Exercise brief: Copy each line of the records that contains the word "Volatility".
= = = = =
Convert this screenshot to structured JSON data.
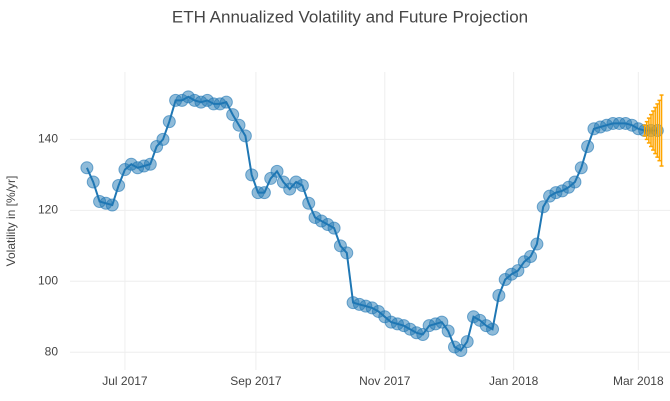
{
  "chart_data": {
    "type": "scatter",
    "title": "ETH Annualized Volatility and Future Projection",
    "y_label": "Volatility in [%/yr]",
    "xlim": [
      "2017-06-05",
      "2018-03-16"
    ],
    "ylim": [
      75,
      159
    ],
    "xticks": [
      {
        "value": "2017-07-01",
        "label": "Jul 2017"
      },
      {
        "value": "2017-09-01",
        "label": "Sep 2017"
      },
      {
        "value": "2017-11-01",
        "label": "Nov 2017"
      },
      {
        "value": "2018-01-01",
        "label": "Jan 2018"
      },
      {
        "value": "2018-03-01",
        "label": "Mar 2018"
      }
    ],
    "yticks": [
      80,
      100,
      120,
      140
    ],
    "grid": true,
    "series": [
      {
        "color": "#1f77b4",
        "x": [
          "2017-06-13",
          "2017-06-16",
          "2017-06-19",
          "2017-06-22",
          "2017-06-25",
          "2017-06-28",
          "2017-07-01",
          "2017-07-04",
          "2017-07-07",
          "2017-07-10",
          "2017-07-13",
          "2017-07-16",
          "2017-07-19",
          "2017-07-22",
          "2017-07-25",
          "2017-07-28",
          "2017-07-31",
          "2017-08-03",
          "2017-08-06",
          "2017-08-09",
          "2017-08-12",
          "2017-08-15",
          "2017-08-18",
          "2017-08-21",
          "2017-08-24",
          "2017-08-27",
          "2017-08-30",
          "2017-09-02",
          "2017-09-05",
          "2017-09-08",
          "2017-09-11",
          "2017-09-14",
          "2017-09-17",
          "2017-09-20",
          "2017-09-23",
          "2017-09-26",
          "2017-09-29",
          "2017-10-02",
          "2017-10-05",
          "2017-10-08",
          "2017-10-11",
          "2017-10-14",
          "2017-10-17",
          "2017-10-20",
          "2017-10-23",
          "2017-10-26",
          "2017-10-29",
          "2017-11-01",
          "2017-11-04",
          "2017-11-07",
          "2017-11-10",
          "2017-11-13",
          "2017-11-16",
          "2017-11-19",
          "2017-11-22",
          "2017-11-25",
          "2017-11-28",
          "2017-12-01",
          "2017-12-04",
          "2017-12-07",
          "2017-12-10",
          "2017-12-13",
          "2017-12-16",
          "2017-12-19",
          "2017-12-22",
          "2017-12-25",
          "2017-12-28",
          "2017-12-31",
          "2018-01-03",
          "2018-01-06",
          "2018-01-09",
          "2018-01-12",
          "2018-01-15",
          "2018-01-18",
          "2018-01-21",
          "2018-01-24",
          "2018-01-27",
          "2018-01-30",
          "2018-02-02",
          "2018-02-05",
          "2018-02-08",
          "2018-02-11",
          "2018-02-14",
          "2018-02-17",
          "2018-02-20",
          "2018-02-23",
          "2018-02-26",
          "2018-03-01",
          "2018-03-04",
          "2018-03-07",
          "2018-03-10"
        ],
        "values": [
          132,
          128,
          122.5,
          122,
          121.5,
          127,
          131.5,
          133,
          132,
          132.5,
          133,
          138,
          140,
          145,
          151,
          151,
          152,
          151,
          150.5,
          151,
          150,
          150,
          150.5,
          147,
          144,
          141,
          130,
          125,
          125,
          129,
          131,
          128,
          126,
          128,
          127,
          122,
          118,
          117,
          116,
          115,
          110,
          108,
          94,
          93.5,
          93,
          92.5,
          91.5,
          90,
          88.5,
          88,
          87.5,
          86.5,
          85.5,
          85,
          87.5,
          88,
          88.5,
          86,
          81.5,
          80.5,
          83,
          90,
          89,
          87.5,
          86.5,
          96,
          100.5,
          102,
          103,
          105.5,
          107,
          110.5,
          121,
          124,
          125,
          125.5,
          126.5,
          128,
          132,
          138,
          143,
          143.5,
          144,
          144.5,
          144.5,
          144.5,
          144,
          143,
          142.5,
          142.5,
          142.5
        ]
      },
      {
        "color": "#FFA500",
        "x": [
          "2018-03-04",
          "2018-03-05",
          "2018-03-06",
          "2018-03-07",
          "2018-03-08",
          "2018-03-09",
          "2018-03-10",
          "2018-03-11",
          "2018-03-12"
        ],
        "values": [
          142.5,
          142.5,
          142.5,
          142.5,
          142.5,
          142.5,
          142.5,
          142.5,
          142.5
        ],
        "errors": [
          1.5,
          2.5,
          3.5,
          4.5,
          5.5,
          6.5,
          7.5,
          8.5,
          10
        ]
      }
    ]
  }
}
= = = = =
Reply to the exercise:
    "title": "ETH Annualized Volatility and Future Projection",
    "y_label": "Volatility in [%/yr]",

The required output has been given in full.